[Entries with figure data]
[START]

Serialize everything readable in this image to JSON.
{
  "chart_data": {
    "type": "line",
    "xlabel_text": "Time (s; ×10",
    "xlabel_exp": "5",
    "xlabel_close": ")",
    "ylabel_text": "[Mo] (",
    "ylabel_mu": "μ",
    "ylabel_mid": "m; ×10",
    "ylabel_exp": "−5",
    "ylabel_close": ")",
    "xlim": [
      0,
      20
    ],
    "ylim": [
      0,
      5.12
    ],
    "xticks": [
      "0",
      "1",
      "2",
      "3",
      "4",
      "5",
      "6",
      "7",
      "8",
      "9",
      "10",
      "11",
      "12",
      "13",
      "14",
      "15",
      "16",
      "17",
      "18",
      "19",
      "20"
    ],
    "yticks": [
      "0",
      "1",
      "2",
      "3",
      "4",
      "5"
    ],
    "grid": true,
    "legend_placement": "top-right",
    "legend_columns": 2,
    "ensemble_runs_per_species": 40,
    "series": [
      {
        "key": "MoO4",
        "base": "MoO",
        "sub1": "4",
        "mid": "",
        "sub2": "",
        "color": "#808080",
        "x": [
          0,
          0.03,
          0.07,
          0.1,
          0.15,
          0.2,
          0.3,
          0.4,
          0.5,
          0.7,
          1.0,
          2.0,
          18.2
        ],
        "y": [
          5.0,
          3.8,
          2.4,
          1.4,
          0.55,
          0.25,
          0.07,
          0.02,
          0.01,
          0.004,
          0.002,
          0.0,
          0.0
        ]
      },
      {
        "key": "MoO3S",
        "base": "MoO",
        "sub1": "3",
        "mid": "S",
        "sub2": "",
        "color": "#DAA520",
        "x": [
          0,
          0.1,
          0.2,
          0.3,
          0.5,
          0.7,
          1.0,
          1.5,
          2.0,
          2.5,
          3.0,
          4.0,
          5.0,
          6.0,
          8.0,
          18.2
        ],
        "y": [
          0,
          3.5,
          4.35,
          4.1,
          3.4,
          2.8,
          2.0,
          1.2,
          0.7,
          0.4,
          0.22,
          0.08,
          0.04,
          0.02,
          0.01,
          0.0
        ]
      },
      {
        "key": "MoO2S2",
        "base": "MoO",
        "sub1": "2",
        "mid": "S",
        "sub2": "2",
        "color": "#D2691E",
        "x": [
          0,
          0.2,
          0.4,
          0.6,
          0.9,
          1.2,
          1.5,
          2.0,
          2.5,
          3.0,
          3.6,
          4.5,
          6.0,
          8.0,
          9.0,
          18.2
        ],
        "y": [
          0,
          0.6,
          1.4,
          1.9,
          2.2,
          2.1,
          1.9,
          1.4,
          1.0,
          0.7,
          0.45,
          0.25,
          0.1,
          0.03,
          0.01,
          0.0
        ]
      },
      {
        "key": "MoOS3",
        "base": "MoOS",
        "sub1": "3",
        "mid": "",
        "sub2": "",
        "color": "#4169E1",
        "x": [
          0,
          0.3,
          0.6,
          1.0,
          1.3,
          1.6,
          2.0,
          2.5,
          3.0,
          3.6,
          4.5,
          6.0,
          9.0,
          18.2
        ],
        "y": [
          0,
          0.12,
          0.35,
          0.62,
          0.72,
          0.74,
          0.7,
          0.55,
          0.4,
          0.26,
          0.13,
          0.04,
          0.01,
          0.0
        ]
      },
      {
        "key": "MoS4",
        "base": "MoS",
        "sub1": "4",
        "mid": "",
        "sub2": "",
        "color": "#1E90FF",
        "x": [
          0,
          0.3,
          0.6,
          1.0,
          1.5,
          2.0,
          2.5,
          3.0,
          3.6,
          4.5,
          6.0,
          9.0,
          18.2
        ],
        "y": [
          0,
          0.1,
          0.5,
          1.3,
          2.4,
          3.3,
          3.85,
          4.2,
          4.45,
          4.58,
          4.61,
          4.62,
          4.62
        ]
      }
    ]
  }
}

[END]

Your task is to repeat the data exactly, with nothing left out.

Serialize everything readable in this image to JSON.
{
  "chart_data": {
    "type": "line",
    "xlabel_text": "Time (s; ×10",
    "xlabel_exp": "5",
    "xlabel_close": ")",
    "ylabel_text": "[Mo] (",
    "ylabel_mu": "μ",
    "ylabel_mid": "m; ×10",
    "ylabel_exp": "−5",
    "ylabel_close": ")",
    "xlim": [
      0,
      20
    ],
    "ylim": [
      0,
      5.12
    ],
    "xticks": [
      "0",
      "1",
      "2",
      "3",
      "4",
      "5",
      "6",
      "7",
      "8",
      "9",
      "10",
      "11",
      "12",
      "13",
      "14",
      "15",
      "16",
      "17",
      "18",
      "19",
      "20"
    ],
    "yticks": [
      "0",
      "1",
      "2",
      "3",
      "4",
      "5"
    ],
    "grid": true,
    "legend_placement": "top-right",
    "legend_columns": 2,
    "ensemble_runs_per_species": 40,
    "series": [
      {
        "key": "MoO4",
        "base": "MoO",
        "sub1": "4",
        "mid": "",
        "sub2": "",
        "color": "#808080",
        "x": [
          0,
          0.03,
          0.07,
          0.1,
          0.15,
          0.2,
          0.3,
          0.4,
          0.5,
          0.7,
          1.0,
          2.0,
          18.2
        ],
        "y": [
          5.0,
          3.8,
          2.4,
          1.4,
          0.55,
          0.25,
          0.07,
          0.02,
          0.01,
          0.004,
          0.002,
          0.0,
          0.0
        ]
      },
      {
        "key": "MoO3S",
        "base": "MoO",
        "sub1": "3",
        "mid": "S",
        "sub2": "",
        "color": "#DAA520",
        "x": [
          0,
          0.1,
          0.2,
          0.3,
          0.5,
          0.7,
          1.0,
          1.5,
          2.0,
          2.5,
          3.0,
          4.0,
          5.0,
          6.0,
          8.0,
          18.2
        ],
        "y": [
          0,
          3.5,
          4.35,
          4.1,
          3.4,
          2.8,
          2.0,
          1.2,
          0.7,
          0.4,
          0.22,
          0.08,
          0.04,
          0.02,
          0.01,
          0.0
        ]
      },
      {
        "key": "MoO2S2",
        "base": "MoO",
        "sub1": "2",
        "mid": "S",
        "sub2": "2",
        "color": "#D2691E",
        "x": [
          0,
          0.2,
          0.4,
          0.6,
          0.9,
          1.2,
          1.5,
          2.0,
          2.5,
          3.0,
          3.6,
          4.5,
          6.0,
          8.0,
          9.0,
          18.2
        ],
        "y": [
          0,
          0.6,
          1.4,
          1.9,
          2.2,
          2.1,
          1.9,
          1.4,
          1.0,
          0.7,
          0.45,
          0.25,
          0.1,
          0.03,
          0.01,
          0.0
        ]
      },
      {
        "key": "MoOS3",
        "base": "MoOS",
        "sub1": "3",
        "mid": "",
        "sub2": "",
        "color": "#4169E1",
        "x": [
          0,
          0.3,
          0.6,
          1.0,
          1.3,
          1.6,
          2.0,
          2.5,
          3.0,
          3.6,
          4.5,
          6.0,
          9.0,
          18.2
        ],
        "y": [
          0,
          0.12,
          0.35,
          0.62,
          0.72,
          0.74,
          0.7,
          0.55,
          0.4,
          0.26,
          0.13,
          0.04,
          0.01,
          0.0
        ]
      },
      {
        "key": "MoS4",
        "base": "MoS",
        "sub1": "4",
        "mid": "",
        "sub2": "",
        "color": "#1E90FF",
        "x": [
          0,
          0.3,
          0.6,
          1.0,
          1.5,
          2.0,
          2.5,
          3.0,
          3.6,
          4.5,
          6.0,
          9.0,
          18.2
        ],
        "y": [
          0,
          0.1,
          0.5,
          1.3,
          2.4,
          3.3,
          3.85,
          4.2,
          4.45,
          4.58,
          4.61,
          4.62,
          4.62
        ]
      }
    ]
  }
}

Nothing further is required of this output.